** Problem details **
Reproduce the listing below verbatim.

** Task inputs **

----------------------------------------

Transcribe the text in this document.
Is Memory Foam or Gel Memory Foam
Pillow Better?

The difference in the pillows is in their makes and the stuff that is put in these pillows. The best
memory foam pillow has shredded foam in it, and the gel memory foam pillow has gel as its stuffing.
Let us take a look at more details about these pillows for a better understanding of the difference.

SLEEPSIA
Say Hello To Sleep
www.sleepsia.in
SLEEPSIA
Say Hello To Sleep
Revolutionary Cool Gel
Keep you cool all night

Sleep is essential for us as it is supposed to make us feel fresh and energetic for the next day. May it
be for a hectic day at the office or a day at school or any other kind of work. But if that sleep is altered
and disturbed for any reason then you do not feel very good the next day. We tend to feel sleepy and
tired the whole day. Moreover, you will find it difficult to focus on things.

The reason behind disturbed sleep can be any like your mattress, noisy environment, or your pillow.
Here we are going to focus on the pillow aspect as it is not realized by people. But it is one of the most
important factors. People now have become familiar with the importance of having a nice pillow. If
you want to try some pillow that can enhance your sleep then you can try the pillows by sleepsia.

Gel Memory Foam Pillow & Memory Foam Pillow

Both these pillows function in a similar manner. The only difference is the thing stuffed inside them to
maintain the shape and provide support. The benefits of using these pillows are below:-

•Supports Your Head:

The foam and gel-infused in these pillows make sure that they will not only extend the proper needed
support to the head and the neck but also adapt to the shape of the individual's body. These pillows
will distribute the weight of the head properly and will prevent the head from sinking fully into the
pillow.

----------------------------------------

** Complete answer **
Transcribe the text in this document.
Is Memory Foam or Gel Memory Foam
Pillow Better?

The difference in the pillows is in their makes and the stuff that is put in these pillows. The best
memory foam pillow has shredded foam in it, and the gel memory foam pillow has gel as its stuffing.
Let us take a look at more details about these pillows for a better understanding of the difference.

SLEEPSIA
Say Hello To Sleep
www.sleepsia.in
SLEEPSIA
Say Hello To Sleep
Revolutionary Cool Gel
Keep you cool all night

Sleep is essential for us as it is supposed to make us feel fresh and energetic for the next day. May it
be for a hectic day at the office or a day at school or any other kind of work. But if that sleep is altered
and disturbed for any reason then you do not feel very good the next day. We tend to feel sleepy and
tired the whole day. Moreover, you will find it difficult to focus on things.

The reason behind disturbed sleep can be any like your mattress, noisy environment, or your pillow.
Here we are going to focus on the pillow aspect as it is not realized by people. But it is one of the most
important factors. People now have become familiar with the importance of having a nice pillow. If
you want to try some pillow that can enhance your sleep then you can try the pillows by sleepsia.

Gel Memory Foam Pillow & Memory Foam Pillow

Both these pillows function in a similar manner. The only difference is the thing stuffed inside them to
maintain the shape and provide support. The benefits of using these pillows are below:-

•Supports Your Head:

The foam and gel-infused in these pillows make sure that they will not only extend the proper needed
support to the head and the neck but also adapt to the shape of the individual's body. These pillows
will distribute the weight of the head properly and will prevent the head from sinking fully into the
pillow.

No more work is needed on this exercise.